## DATA TO PROCESS
────
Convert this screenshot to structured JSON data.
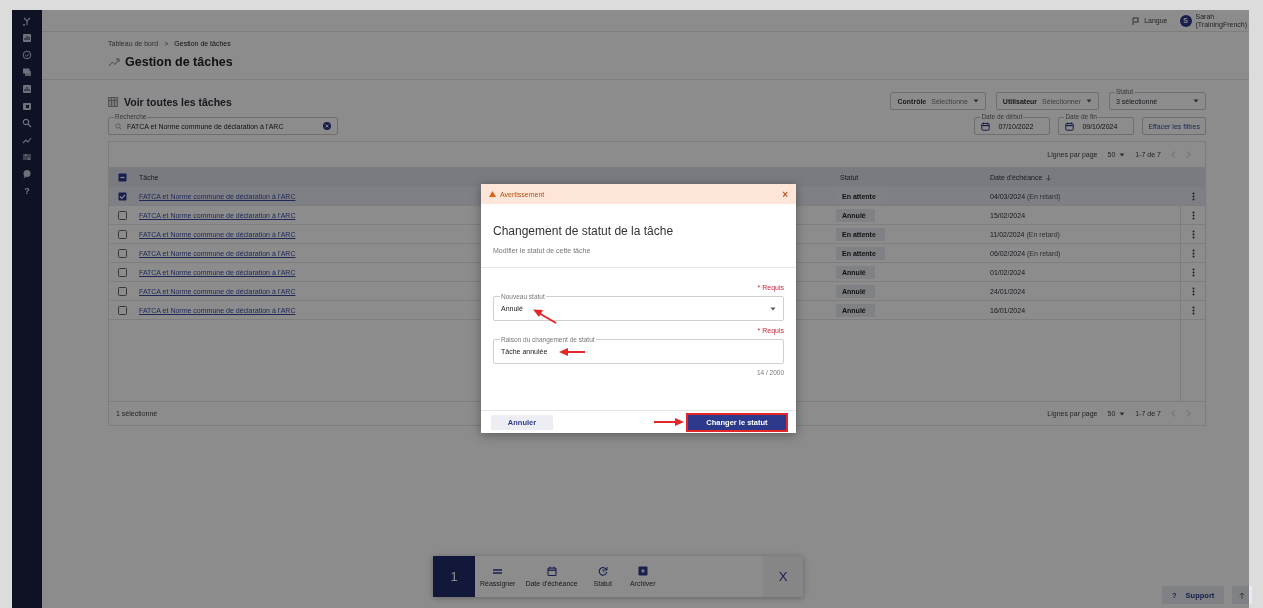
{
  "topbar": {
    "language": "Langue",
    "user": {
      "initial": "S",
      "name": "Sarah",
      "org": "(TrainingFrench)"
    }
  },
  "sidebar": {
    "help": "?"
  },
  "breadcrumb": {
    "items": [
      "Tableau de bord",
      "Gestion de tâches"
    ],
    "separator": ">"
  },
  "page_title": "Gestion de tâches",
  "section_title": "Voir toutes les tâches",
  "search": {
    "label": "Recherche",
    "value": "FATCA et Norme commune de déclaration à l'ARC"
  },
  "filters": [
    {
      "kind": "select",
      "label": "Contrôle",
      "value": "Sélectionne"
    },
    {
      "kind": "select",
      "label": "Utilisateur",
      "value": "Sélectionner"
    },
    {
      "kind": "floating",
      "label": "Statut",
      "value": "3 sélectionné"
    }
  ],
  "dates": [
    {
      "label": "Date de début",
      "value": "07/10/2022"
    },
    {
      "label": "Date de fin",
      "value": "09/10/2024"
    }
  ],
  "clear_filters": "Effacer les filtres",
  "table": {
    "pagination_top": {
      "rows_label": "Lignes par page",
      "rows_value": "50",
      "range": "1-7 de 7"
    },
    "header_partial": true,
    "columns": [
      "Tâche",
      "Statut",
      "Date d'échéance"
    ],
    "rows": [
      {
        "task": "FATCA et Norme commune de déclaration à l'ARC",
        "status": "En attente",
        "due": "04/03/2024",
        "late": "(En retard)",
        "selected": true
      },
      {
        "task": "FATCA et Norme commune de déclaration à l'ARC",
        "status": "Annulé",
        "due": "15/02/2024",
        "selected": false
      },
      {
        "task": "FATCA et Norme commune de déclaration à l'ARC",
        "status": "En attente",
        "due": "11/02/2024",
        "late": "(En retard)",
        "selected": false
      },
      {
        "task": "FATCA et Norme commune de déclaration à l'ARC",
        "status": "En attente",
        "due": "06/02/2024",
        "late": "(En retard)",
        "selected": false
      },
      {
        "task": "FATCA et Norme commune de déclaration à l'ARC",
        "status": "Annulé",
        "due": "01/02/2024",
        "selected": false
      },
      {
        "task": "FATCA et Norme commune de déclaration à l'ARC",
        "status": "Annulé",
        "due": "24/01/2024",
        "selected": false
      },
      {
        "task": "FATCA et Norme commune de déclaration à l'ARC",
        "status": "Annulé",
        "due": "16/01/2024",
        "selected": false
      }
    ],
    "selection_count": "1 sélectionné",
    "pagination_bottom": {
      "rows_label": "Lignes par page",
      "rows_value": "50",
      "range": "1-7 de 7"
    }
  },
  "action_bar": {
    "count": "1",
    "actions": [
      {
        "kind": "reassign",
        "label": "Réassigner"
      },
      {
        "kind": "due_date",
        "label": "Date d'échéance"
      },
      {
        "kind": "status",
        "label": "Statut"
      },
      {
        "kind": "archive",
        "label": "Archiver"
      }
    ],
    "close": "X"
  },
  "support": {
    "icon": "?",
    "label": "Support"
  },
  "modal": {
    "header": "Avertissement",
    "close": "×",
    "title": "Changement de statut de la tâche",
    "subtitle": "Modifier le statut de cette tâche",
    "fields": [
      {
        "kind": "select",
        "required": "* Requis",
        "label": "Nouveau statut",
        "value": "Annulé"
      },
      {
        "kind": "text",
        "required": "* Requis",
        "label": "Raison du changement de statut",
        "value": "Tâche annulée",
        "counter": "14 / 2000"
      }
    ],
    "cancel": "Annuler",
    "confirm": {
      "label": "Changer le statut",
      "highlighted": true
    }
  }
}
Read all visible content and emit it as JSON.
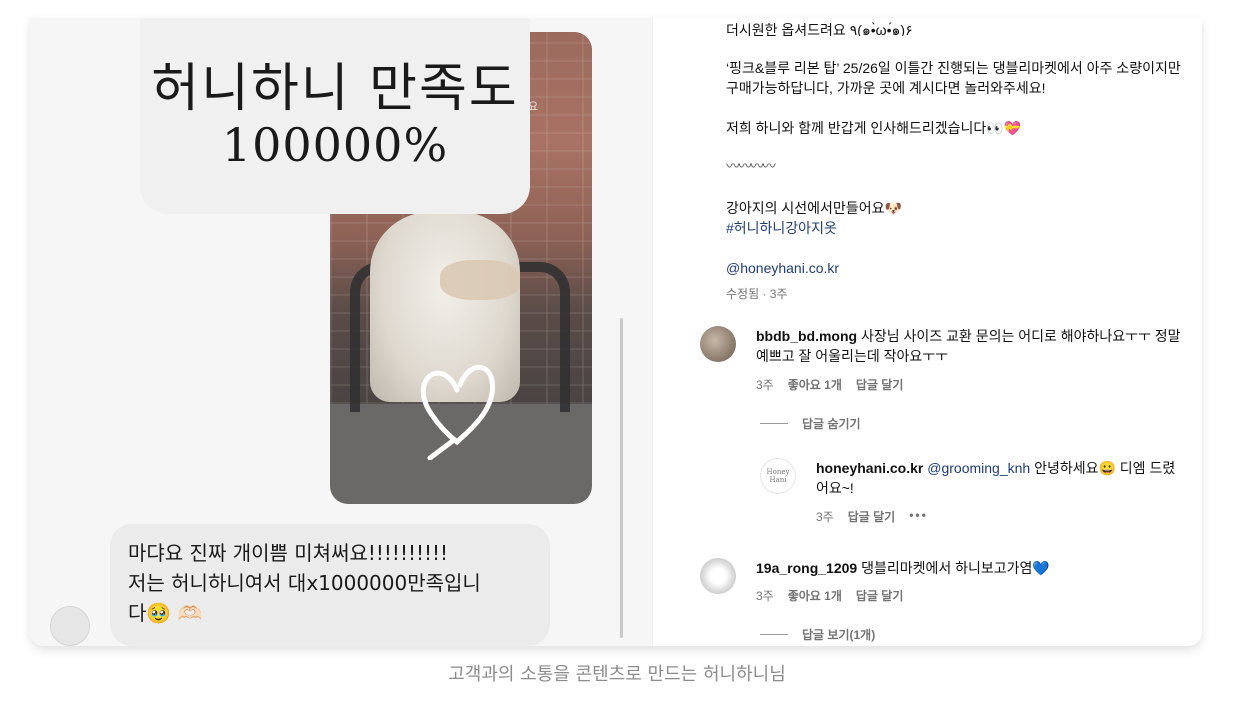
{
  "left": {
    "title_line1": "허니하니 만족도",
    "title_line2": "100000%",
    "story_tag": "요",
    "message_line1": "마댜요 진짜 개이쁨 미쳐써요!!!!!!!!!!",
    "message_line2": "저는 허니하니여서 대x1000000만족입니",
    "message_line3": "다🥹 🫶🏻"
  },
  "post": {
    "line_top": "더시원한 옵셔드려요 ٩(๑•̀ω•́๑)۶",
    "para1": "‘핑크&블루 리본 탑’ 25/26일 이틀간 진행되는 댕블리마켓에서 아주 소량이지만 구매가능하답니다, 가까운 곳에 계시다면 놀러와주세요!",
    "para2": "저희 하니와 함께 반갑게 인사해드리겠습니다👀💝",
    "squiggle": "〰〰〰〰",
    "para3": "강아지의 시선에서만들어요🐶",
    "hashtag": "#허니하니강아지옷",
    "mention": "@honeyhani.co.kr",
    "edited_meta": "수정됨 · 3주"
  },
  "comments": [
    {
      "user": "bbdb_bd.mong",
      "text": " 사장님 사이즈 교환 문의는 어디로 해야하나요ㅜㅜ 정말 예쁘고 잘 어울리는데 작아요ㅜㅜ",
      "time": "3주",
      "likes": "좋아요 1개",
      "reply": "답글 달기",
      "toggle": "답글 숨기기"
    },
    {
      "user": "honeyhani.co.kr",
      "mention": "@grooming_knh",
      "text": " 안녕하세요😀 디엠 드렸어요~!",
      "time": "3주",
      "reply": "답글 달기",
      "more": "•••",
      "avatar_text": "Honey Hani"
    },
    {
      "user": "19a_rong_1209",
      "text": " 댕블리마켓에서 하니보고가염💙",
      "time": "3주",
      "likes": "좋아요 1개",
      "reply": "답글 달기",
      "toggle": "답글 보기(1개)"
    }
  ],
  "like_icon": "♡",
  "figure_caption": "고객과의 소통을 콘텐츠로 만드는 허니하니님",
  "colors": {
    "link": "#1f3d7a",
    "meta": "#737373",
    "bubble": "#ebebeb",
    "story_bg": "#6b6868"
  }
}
────
## TASK REQUIREMENTS
The entries above should be reproduced exactly, without their pictures.

## EXERCISE OUTPUT
Convert this screenshot to structured JSON data.
{
  "topbar": {
    "language": "Langue",
    "user": {
      "initial": "S",
      "name": "Sarah",
      "org": "(TrainingFrench)"
    }
  },
  "sidebar": {
    "help": "?"
  },
  "breadcrumb": {
    "items": [
      "Tableau de bord",
      "Gestion de tâches"
    ],
    "separator": ">"
  },
  "page_title": "Gestion de tâches",
  "section_title": "Voir toutes les tâches",
  "search": {
    "label": "Recherche",
    "value": "FATCA et Norme commune de déclaration à l'ARC"
  },
  "filters": [
    {
      "kind": "select",
      "label": "Contrôle",
      "value": "Sélectionne"
    },
    {
      "kind": "select",
      "label": "Utilisateur",
      "value": "Sélectionner"
    },
    {
      "kind": "floating",
      "label": "Statut",
      "value": "3 sélectionné"
    }
  ],
  "dates": [
    {
      "label": "Date de début",
      "value": "07/10/2022"
    },
    {
      "label": "Date de fin",
      "value": "09/10/2024"
    }
  ],
  "clear_filters": "Effacer les filtres",
  "table": {
    "pagination_top": {
      "rows_label": "Lignes par page",
      "rows_value": "50",
      "range": "1-7 de 7"
    },
    "header_partial": true,
    "columns": [
      "Tâche",
      "Statut",
      "Date d'échéance"
    ],
    "rows": [
      {
        "task": "FATCA et Norme commune de déclaration à l'ARC",
        "status": "En attente",
        "due": "04/03/2024",
        "late": "(En retard)",
        "selected": true
      },
      {
        "task": "FATCA et Norme commune de déclaration à l'ARC",
        "status": "Annulé",
        "due": "15/02/2024",
        "selected": false
      },
      {
        "task": "FATCA et Norme commune de déclaration à l'ARC",
        "status": "En attente",
        "due": "11/02/2024",
        "late": "(En retard)",
        "selected": false
      },
      {
        "task": "FATCA et Norme commune de déclaration à l'ARC",
        "status": "En attente",
        "due": "06/02/2024",
        "late": "(En retard)",
        "selected": false
      },
      {
        "task": "FATCA et Norme commune de déclaration à l'ARC",
        "status": "Annulé",
        "due": "01/02/2024",
        "selected": false
      },
      {
        "task": "FATCA et Norme commune de déclaration à l'ARC",
        "status": "Annulé",
        "due": "24/01/2024",
        "selected": false
      },
      {
        "task": "FATCA et Norme commune de déclaration à l'ARC",
        "status": "Annulé",
        "due": "16/01/2024",
        "selected": false
      }
    ],
    "selection_count": "1 sélectionné",
    "pagination_bottom": {
      "rows_label": "Lignes par page",
      "rows_value": "50",
      "range": "1-7 de 7"
    }
  },
  "action_bar": {
    "count": "1",
    "actions": [
      {
        "kind": "reassign",
        "label": "Réassigner"
      },
      {
        "kind": "due_date",
        "label": "Date d'échéance"
      },
      {
        "kind": "status",
        "label": "Statut"
      },
      {
        "kind": "archive",
        "label": "Archiver"
      }
    ],
    "close": "X"
  },
  "support": {
    "icon": "?",
    "label": "Support"
  },
  "modal": {
    "header": "Avertissement",
    "close": "×",
    "title": "Changement de statut de la tâche",
    "subtitle": "Modifier le statut de cette tâche",
    "fields": [
      {
        "kind": "select",
        "required": "* Requis",
        "label": "Nouveau statut",
        "value": "Annulé"
      },
      {
        "kind": "text",
        "required": "* Requis",
        "label": "Raison du changement de statut",
        "value": "Tâche annulée",
        "counter": "14 / 2000"
      }
    ],
    "cancel": "Annuler",
    "confirm": {
      "label": "Changer le statut",
      "highlighted": true
    }
  }
}
Read all visible content and emit it as JSON.
{
  "left": {
    "title_line1": "허니하니 만족도",
    "title_line2": "100000%",
    "story_tag": "요",
    "message_line1": "마댜요 진짜 개이쁨 미쳐써요!!!!!!!!!!",
    "message_line2": "저는 허니하니여서 대x1000000만족입니",
    "message_line3": "다🥹 🫶🏻"
  },
  "post": {
    "line_top": "더시원한 옵셔드려요 ٩(๑•̀ω•́๑)۶",
    "para1": "‘핑크&블루 리본 탑’ 25/26일 이틀간 진행되는 댕블리마켓에서 아주 소량이지만 구매가능하답니다, 가까운 곳에 계시다면 놀러와주세요!",
    "para2": "저희 하니와 함께 반갑게 인사해드리겠습니다👀💝",
    "squiggle": "〰〰〰〰",
    "para3": "강아지의 시선에서만들어요🐶",
    "hashtag": "#허니하니강아지옷",
    "mention": "@honeyhani.co.kr",
    "edited_meta": "수정됨 · 3주"
  },
  "comments": [
    {
      "user": "bbdb_bd.mong",
      "text": " 사장님 사이즈 교환 문의는 어디로 해야하나요ㅜㅜ 정말 예쁘고 잘 어울리는데 작아요ㅜㅜ",
      "time": "3주",
      "likes": "좋아요 1개",
      "reply": "답글 달기",
      "toggle": "답글 숨기기"
    },
    {
      "user": "honeyhani.co.kr",
      "mention": "@grooming_knh",
      "text": " 안녕하세요😀 디엠 드렸어요~!",
      "time": "3주",
      "reply": "답글 달기",
      "more": "•••",
      "avatar_text": "Honey Hani"
    },
    {
      "user": "19a_rong_1209",
      "text": " 댕블리마켓에서 하니보고가염💙",
      "time": "3주",
      "likes": "좋아요 1개",
      "reply": "답글 달기",
      "toggle": "답글 보기(1개)"
    }
  ],
  "like_icon": "♡",
  "figure_caption": "고객과의 소통을 콘텐츠로 만드는 허니하니님",
  "colors": {
    "link": "#1f3d7a",
    "meta": "#737373",
    "bubble": "#ebebeb",
    "story_bg": "#6b6868"
  }
}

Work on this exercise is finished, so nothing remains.